- _TASK TO COMPLETE_
Which lines in the records below contain the word "ylabel"? Copy each one out.

# Start of MATERIAL FOR THIS TASK

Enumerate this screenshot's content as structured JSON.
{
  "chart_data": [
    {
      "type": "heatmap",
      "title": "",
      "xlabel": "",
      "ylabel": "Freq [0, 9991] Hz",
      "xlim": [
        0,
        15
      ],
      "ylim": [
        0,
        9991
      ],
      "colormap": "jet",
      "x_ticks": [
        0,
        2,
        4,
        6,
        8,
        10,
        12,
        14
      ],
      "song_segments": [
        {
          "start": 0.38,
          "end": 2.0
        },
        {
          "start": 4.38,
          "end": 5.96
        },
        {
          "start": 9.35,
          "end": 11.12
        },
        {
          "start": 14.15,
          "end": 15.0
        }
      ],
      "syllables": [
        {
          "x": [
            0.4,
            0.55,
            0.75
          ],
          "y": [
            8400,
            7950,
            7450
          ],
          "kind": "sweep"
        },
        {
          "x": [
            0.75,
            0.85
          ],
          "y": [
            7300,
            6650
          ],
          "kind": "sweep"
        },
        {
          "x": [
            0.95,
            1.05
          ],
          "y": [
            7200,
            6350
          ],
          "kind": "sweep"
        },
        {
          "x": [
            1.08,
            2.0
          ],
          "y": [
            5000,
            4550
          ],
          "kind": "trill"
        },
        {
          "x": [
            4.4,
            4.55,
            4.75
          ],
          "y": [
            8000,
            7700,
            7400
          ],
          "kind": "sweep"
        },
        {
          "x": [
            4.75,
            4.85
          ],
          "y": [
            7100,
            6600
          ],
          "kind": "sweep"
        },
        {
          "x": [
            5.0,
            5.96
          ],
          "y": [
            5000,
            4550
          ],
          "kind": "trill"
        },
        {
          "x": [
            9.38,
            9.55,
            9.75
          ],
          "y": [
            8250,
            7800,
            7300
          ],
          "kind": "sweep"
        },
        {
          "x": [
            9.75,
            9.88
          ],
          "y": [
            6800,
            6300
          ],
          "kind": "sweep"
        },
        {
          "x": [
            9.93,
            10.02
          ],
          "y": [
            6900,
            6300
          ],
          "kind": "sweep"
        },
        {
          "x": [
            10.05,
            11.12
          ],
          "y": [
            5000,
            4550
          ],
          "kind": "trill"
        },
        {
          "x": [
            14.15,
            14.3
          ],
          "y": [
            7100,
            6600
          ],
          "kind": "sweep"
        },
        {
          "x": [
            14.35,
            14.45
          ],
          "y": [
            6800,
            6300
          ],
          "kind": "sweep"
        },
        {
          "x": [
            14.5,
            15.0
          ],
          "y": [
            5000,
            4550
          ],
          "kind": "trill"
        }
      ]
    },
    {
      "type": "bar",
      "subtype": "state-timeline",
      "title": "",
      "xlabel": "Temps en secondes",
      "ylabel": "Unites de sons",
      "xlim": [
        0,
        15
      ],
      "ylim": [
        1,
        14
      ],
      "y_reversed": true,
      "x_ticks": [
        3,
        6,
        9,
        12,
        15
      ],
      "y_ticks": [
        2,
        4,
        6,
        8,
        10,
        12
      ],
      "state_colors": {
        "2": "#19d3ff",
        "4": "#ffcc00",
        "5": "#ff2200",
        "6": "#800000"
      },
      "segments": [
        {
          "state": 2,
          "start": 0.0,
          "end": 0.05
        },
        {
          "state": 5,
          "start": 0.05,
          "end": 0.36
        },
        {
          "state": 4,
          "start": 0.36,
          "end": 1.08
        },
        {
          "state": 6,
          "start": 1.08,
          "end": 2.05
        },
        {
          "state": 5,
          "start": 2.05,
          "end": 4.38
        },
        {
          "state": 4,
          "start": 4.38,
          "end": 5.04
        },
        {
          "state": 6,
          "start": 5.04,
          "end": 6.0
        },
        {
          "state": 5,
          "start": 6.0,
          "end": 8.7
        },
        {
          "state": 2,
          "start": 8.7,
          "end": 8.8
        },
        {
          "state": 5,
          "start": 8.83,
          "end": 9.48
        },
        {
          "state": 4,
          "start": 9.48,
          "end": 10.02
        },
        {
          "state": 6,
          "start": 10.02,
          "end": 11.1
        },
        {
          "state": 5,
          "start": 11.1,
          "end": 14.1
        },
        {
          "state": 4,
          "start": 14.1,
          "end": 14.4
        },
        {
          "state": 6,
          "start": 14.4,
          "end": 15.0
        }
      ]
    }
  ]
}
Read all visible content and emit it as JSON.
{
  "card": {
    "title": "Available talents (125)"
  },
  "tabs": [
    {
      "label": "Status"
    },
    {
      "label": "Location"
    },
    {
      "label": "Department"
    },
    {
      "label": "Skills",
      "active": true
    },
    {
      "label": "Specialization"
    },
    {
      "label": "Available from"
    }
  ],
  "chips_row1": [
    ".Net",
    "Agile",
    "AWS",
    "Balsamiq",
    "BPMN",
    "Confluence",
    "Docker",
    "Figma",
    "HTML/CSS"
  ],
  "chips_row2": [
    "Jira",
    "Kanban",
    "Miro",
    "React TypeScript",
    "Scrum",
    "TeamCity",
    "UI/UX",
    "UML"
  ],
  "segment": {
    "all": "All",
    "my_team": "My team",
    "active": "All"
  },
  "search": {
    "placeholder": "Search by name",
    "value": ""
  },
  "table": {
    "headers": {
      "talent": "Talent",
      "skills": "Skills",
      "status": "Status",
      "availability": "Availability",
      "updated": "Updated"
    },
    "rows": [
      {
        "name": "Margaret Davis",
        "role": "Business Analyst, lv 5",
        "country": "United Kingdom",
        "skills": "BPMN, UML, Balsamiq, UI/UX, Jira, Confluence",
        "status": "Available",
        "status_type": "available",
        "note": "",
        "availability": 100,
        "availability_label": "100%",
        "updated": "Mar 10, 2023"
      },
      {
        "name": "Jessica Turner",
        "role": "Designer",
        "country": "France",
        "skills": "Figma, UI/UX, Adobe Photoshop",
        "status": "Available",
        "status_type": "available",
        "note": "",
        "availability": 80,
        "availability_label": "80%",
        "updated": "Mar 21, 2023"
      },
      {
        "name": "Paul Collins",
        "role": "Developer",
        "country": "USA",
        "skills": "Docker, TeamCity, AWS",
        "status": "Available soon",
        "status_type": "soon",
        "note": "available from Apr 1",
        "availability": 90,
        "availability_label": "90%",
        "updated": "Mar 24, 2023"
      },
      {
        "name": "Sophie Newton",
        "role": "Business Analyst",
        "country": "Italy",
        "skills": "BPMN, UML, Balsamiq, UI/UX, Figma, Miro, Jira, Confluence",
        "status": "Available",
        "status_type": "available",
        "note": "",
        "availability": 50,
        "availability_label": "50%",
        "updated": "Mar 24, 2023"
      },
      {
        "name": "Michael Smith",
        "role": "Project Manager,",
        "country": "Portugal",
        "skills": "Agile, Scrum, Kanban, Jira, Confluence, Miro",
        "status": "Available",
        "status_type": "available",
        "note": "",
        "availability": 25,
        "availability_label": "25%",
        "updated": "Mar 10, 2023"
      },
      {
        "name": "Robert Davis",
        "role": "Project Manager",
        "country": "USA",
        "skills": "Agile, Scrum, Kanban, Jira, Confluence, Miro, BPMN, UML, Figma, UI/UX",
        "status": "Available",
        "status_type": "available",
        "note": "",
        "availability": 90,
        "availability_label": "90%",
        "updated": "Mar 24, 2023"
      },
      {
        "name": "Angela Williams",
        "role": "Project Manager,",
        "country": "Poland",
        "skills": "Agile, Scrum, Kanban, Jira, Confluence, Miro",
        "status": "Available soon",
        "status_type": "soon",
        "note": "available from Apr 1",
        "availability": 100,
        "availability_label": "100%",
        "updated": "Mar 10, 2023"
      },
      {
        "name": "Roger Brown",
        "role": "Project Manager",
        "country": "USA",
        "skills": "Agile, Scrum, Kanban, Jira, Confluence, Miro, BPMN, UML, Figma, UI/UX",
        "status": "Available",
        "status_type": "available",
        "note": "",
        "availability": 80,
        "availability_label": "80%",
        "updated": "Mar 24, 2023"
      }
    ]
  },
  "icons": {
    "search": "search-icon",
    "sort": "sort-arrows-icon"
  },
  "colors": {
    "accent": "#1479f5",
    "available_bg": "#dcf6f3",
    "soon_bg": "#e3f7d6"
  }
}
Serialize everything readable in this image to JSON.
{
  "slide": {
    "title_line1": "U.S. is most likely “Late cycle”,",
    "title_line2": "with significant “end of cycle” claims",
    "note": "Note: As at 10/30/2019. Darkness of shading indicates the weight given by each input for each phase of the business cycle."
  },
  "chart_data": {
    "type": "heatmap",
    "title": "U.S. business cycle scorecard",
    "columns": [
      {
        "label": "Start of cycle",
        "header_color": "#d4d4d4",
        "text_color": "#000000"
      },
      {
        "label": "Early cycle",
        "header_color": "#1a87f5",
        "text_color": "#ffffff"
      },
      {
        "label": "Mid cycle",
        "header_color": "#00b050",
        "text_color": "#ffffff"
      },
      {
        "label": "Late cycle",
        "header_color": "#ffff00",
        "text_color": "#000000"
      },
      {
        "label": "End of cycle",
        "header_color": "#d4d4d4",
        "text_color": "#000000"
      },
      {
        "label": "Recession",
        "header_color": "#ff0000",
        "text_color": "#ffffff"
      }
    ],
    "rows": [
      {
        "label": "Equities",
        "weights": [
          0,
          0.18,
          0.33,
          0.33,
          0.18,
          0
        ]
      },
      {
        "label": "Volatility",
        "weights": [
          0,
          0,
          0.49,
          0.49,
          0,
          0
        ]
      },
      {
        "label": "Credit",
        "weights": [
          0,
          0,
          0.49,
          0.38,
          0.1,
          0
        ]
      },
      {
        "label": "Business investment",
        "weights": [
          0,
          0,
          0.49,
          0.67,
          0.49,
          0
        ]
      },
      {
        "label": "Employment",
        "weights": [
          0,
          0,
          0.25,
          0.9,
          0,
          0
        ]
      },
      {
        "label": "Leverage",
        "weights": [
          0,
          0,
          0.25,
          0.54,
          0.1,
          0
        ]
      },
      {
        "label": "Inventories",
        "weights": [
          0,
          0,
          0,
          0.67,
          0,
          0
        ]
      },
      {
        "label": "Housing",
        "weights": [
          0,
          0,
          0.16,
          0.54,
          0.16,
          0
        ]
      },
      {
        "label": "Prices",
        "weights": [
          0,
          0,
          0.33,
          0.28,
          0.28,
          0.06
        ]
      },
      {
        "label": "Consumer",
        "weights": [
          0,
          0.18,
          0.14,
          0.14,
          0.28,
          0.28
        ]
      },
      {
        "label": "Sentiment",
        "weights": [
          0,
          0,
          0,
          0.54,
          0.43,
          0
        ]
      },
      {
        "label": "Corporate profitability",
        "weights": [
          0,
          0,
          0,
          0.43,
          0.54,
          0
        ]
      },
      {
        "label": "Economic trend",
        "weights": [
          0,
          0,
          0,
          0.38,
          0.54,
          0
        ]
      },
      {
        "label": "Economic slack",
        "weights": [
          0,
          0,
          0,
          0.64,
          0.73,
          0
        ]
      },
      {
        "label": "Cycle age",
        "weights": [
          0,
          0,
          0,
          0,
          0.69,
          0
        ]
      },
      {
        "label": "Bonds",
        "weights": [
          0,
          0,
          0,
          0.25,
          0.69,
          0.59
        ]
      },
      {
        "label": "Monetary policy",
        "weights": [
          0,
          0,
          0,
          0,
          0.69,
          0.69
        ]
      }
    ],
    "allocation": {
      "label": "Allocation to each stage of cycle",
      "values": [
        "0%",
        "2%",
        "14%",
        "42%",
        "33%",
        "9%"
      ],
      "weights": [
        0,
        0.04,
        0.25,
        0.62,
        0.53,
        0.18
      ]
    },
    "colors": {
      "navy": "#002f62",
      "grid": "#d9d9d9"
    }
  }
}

# End of MATERIAL FOR THIS TASK

- _RESPONSE TO THIS EXERCISE_
      "ylabel": "Freq [0, 9991] Hz",
      "ylabel": "Unites de sons",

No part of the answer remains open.